**WRITTEN INSTRUCTION**
Every record below should be printed exactly as it appears.

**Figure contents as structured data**
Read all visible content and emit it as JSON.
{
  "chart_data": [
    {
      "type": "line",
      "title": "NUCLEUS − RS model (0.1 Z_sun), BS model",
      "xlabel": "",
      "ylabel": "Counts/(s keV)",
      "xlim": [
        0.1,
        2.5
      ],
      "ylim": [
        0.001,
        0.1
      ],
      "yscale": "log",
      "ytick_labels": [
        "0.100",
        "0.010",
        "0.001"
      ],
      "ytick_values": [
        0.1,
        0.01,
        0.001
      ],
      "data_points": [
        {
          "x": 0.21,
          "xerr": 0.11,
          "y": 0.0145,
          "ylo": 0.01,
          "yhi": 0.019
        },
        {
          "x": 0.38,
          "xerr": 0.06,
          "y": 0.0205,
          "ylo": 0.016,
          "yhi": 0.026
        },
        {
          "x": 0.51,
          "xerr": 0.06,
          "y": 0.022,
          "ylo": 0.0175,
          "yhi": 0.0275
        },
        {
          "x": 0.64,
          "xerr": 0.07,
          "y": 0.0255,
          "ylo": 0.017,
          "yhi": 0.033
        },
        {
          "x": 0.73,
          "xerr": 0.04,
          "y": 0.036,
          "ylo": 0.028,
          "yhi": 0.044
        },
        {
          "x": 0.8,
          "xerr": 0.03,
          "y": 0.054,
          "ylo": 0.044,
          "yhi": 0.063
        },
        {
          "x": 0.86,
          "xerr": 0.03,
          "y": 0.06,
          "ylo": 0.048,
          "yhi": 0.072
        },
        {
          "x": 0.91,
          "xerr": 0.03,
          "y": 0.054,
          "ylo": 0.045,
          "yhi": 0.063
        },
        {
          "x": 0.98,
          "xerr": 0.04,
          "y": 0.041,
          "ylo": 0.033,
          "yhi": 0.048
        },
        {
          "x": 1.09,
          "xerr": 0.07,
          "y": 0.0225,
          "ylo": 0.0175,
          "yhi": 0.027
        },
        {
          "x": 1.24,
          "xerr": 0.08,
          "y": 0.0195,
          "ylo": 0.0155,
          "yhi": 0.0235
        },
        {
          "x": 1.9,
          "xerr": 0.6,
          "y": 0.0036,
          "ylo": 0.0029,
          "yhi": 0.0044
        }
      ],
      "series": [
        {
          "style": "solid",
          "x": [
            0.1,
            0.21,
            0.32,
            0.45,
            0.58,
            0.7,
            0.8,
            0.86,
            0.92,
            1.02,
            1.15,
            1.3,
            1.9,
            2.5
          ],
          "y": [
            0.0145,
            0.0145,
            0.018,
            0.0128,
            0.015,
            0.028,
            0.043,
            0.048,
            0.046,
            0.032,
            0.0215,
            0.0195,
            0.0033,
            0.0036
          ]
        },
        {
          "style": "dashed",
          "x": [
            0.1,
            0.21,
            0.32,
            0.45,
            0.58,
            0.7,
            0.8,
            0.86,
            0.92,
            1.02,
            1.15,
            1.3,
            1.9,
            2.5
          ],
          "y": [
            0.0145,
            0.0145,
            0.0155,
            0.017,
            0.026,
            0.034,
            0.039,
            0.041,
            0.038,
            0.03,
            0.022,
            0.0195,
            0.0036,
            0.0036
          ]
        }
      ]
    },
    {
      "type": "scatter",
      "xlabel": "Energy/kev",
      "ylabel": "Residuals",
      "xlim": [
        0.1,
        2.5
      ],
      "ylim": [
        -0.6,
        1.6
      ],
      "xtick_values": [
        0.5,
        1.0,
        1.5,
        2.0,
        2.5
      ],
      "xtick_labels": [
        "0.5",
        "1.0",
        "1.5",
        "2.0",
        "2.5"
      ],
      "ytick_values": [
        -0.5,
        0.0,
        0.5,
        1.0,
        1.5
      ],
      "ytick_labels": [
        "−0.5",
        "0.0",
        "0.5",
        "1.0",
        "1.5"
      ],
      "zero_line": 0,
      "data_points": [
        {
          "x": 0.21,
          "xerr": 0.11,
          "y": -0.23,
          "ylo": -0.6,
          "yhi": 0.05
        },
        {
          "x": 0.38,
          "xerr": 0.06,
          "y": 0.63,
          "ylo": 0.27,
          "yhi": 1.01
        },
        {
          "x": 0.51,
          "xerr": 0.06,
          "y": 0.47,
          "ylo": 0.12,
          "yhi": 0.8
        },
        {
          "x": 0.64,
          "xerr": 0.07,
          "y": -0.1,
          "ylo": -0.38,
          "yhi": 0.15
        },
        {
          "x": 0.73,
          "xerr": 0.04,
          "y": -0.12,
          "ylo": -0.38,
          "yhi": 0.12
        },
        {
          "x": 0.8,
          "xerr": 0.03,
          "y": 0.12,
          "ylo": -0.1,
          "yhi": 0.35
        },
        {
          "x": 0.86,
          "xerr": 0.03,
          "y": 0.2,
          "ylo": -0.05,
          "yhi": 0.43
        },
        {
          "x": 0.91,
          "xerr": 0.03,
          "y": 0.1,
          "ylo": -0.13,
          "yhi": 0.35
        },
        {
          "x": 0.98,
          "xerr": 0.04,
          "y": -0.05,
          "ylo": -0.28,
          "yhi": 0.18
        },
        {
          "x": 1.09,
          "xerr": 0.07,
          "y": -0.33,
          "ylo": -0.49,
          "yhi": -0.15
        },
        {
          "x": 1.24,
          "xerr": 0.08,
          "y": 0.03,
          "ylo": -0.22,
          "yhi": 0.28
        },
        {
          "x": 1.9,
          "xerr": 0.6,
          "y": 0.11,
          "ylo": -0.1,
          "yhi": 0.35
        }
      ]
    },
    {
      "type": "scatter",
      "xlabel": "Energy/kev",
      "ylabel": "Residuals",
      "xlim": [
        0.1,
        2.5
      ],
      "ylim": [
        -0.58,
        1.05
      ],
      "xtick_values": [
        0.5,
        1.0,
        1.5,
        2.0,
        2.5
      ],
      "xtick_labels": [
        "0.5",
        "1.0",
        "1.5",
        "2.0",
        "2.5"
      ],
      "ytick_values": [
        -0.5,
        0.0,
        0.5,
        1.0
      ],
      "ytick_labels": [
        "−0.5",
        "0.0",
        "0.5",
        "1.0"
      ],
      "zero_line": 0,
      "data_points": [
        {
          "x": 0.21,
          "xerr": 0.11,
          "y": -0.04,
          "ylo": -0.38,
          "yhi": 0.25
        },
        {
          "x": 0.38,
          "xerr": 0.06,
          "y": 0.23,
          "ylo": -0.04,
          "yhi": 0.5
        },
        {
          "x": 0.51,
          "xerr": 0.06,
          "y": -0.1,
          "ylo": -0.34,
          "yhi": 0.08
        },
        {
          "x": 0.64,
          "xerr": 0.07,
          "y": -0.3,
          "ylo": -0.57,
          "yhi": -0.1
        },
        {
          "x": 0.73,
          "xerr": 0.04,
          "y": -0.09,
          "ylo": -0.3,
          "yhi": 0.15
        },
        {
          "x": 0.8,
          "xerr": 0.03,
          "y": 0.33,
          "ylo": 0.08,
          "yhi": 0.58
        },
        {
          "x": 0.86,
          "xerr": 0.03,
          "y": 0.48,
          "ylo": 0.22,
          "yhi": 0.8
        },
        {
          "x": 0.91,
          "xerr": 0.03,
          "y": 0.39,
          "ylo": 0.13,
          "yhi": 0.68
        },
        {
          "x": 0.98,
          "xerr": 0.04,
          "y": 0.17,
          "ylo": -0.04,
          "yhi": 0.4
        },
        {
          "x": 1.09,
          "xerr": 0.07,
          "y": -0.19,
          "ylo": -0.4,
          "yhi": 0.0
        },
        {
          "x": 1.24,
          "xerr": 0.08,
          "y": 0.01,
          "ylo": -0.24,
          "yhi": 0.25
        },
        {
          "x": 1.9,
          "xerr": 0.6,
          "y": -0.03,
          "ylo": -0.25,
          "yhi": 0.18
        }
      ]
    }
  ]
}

**EXPECTED OUTPUT**
Read all visible content and emit it as JSON.
{
  "chart_data": [
    {
      "type": "line",
      "title": "NUCLEUS − RS model (0.1 Z_sun), BS model",
      "xlabel": "",
      "ylabel": "Counts/(s keV)",
      "xlim": [
        0.1,
        2.5
      ],
      "ylim": [
        0.001,
        0.1
      ],
      "yscale": "log",
      "ytick_labels": [
        "0.100",
        "0.010",
        "0.001"
      ],
      "ytick_values": [
        0.1,
        0.01,
        0.001
      ],
      "data_points": [
        {
          "x": 0.21,
          "xerr": 0.11,
          "y": 0.0145,
          "ylo": 0.01,
          "yhi": 0.019
        },
        {
          "x": 0.38,
          "xerr": 0.06,
          "y": 0.0205,
          "ylo": 0.016,
          "yhi": 0.026
        },
        {
          "x": 0.51,
          "xerr": 0.06,
          "y": 0.022,
          "ylo": 0.0175,
          "yhi": 0.0275
        },
        {
          "x": 0.64,
          "xerr": 0.07,
          "y": 0.0255,
          "ylo": 0.017,
          "yhi": 0.033
        },
        {
          "x": 0.73,
          "xerr": 0.04,
          "y": 0.036,
          "ylo": 0.028,
          "yhi": 0.044
        },
        {
          "x": 0.8,
          "xerr": 0.03,
          "y": 0.054,
          "ylo": 0.044,
          "yhi": 0.063
        },
        {
          "x": 0.86,
          "xerr": 0.03,
          "y": 0.06,
          "ylo": 0.048,
          "yhi": 0.072
        },
        {
          "x": 0.91,
          "xerr": 0.03,
          "y": 0.054,
          "ylo": 0.045,
          "yhi": 0.063
        },
        {
          "x": 0.98,
          "xerr": 0.04,
          "y": 0.041,
          "ylo": 0.033,
          "yhi": 0.048
        },
        {
          "x": 1.09,
          "xerr": 0.07,
          "y": 0.0225,
          "ylo": 0.0175,
          "yhi": 0.027
        },
        {
          "x": 1.24,
          "xerr": 0.08,
          "y": 0.0195,
          "ylo": 0.0155,
          "yhi": 0.0235
        },
        {
          "x": 1.9,
          "xerr": 0.6,
          "y": 0.0036,
          "ylo": 0.0029,
          "yhi": 0.0044
        }
      ],
      "series": [
        {
          "style": "solid",
          "x": [
            0.1,
            0.21,
            0.32,
            0.45,
            0.58,
            0.7,
            0.8,
            0.86,
            0.92,
            1.02,
            1.15,
            1.3,
            1.9,
            2.5
          ],
          "y": [
            0.0145,
            0.0145,
            0.018,
            0.0128,
            0.015,
            0.028,
            0.043,
            0.048,
            0.046,
            0.032,
            0.0215,
            0.0195,
            0.0033,
            0.0036
          ]
        },
        {
          "style": "dashed",
          "x": [
            0.1,
            0.21,
            0.32,
            0.45,
            0.58,
            0.7,
            0.8,
            0.86,
            0.92,
            1.02,
            1.15,
            1.3,
            1.9,
            2.5
          ],
          "y": [
            0.0145,
            0.0145,
            0.0155,
            0.017,
            0.026,
            0.034,
            0.039,
            0.041,
            0.038,
            0.03,
            0.022,
            0.0195,
            0.0036,
            0.0036
          ]
        }
      ]
    },
    {
      "type": "scatter",
      "xlabel": "Energy/kev",
      "ylabel": "Residuals",
      "xlim": [
        0.1,
        2.5
      ],
      "ylim": [
        -0.6,
        1.6
      ],
      "xtick_values": [
        0.5,
        1.0,
        1.5,
        2.0,
        2.5
      ],
      "xtick_labels": [
        "0.5",
        "1.0",
        "1.5",
        "2.0",
        "2.5"
      ],
      "ytick_values": [
        -0.5,
        0.0,
        0.5,
        1.0,
        1.5
      ],
      "ytick_labels": [
        "−0.5",
        "0.0",
        "0.5",
        "1.0",
        "1.5"
      ],
      "zero_line": 0,
      "data_points": [
        {
          "x": 0.21,
          "xerr": 0.11,
          "y": -0.23,
          "ylo": -0.6,
          "yhi": 0.05
        },
        {
          "x": 0.38,
          "xerr": 0.06,
          "y": 0.63,
          "ylo": 0.27,
          "yhi": 1.01
        },
        {
          "x": 0.51,
          "xerr": 0.06,
          "y": 0.47,
          "ylo": 0.12,
          "yhi": 0.8
        },
        {
          "x": 0.64,
          "xerr": 0.07,
          "y": -0.1,
          "ylo": -0.38,
          "yhi": 0.15
        },
        {
          "x": 0.73,
          "xerr": 0.04,
          "y": -0.12,
          "ylo": -0.38,
          "yhi": 0.12
        },
        {
          "x": 0.8,
          "xerr": 0.03,
          "y": 0.12,
          "ylo": -0.1,
          "yhi": 0.35
        },
        {
          "x": 0.86,
          "xerr": 0.03,
          "y": 0.2,
          "ylo": -0.05,
          "yhi": 0.43
        },
        {
          "x": 0.91,
          "xerr": 0.03,
          "y": 0.1,
          "ylo": -0.13,
          "yhi": 0.35
        },
        {
          "x": 0.98,
          "xerr": 0.04,
          "y": -0.05,
          "ylo": -0.28,
          "yhi": 0.18
        },
        {
          "x": 1.09,
          "xerr": 0.07,
          "y": -0.33,
          "ylo": -0.49,
          "yhi": -0.15
        },
        {
          "x": 1.24,
          "xerr": 0.08,
          "y": 0.03,
          "ylo": -0.22,
          "yhi": 0.28
        },
        {
          "x": 1.9,
          "xerr": 0.6,
          "y": 0.11,
          "ylo": -0.1,
          "yhi": 0.35
        }
      ]
    },
    {
      "type": "scatter",
      "xlabel": "Energy/kev",
      "ylabel": "Residuals",
      "xlim": [
        0.1,
        2.5
      ],
      "ylim": [
        -0.58,
        1.05
      ],
      "xtick_values": [
        0.5,
        1.0,
        1.5,
        2.0,
        2.5
      ],
      "xtick_labels": [
        "0.5",
        "1.0",
        "1.5",
        "2.0",
        "2.5"
      ],
      "ytick_values": [
        -0.5,
        0.0,
        0.5,
        1.0
      ],
      "ytick_labels": [
        "−0.5",
        "0.0",
        "0.5",
        "1.0"
      ],
      "zero_line": 0,
      "data_points": [
        {
          "x": 0.21,
          "xerr": 0.11,
          "y": -0.04,
          "ylo": -0.38,
          "yhi": 0.25
        },
        {
          "x": 0.38,
          "xerr": 0.06,
          "y": 0.23,
          "ylo": -0.04,
          "yhi": 0.5
        },
        {
          "x": 0.51,
          "xerr": 0.06,
          "y": -0.1,
          "ylo": -0.34,
          "yhi": 0.08
        },
        {
          "x": 0.64,
          "xerr": 0.07,
          "y": -0.3,
          "ylo": -0.57,
          "yhi": -0.1
        },
        {
          "x": 0.73,
          "xerr": 0.04,
          "y": -0.09,
          "ylo": -0.3,
          "yhi": 0.15
        },
        {
          "x": 0.8,
          "xerr": 0.03,
          "y": 0.33,
          "ylo": 0.08,
          "yhi": 0.58
        },
        {
          "x": 0.86,
          "xerr": 0.03,
          "y": 0.48,
          "ylo": 0.22,
          "yhi": 0.8
        },
        {
          "x": 0.91,
          "xerr": 0.03,
          "y": 0.39,
          "ylo": 0.13,
          "yhi": 0.68
        },
        {
          "x": 0.98,
          "xerr": 0.04,
          "y": 0.17,
          "ylo": -0.04,
          "yhi": 0.4
        },
        {
          "x": 1.09,
          "xerr": 0.07,
          "y": -0.19,
          "ylo": -0.4,
          "yhi": 0.0
        },
        {
          "x": 1.24,
          "xerr": 0.08,
          "y": 0.01,
          "ylo": -0.24,
          "yhi": 0.25
        },
        {
          "x": 1.9,
          "xerr": 0.6,
          "y": -0.03,
          "ylo": -0.25,
          "yhi": 0.18
        }
      ]
    }
  ]
}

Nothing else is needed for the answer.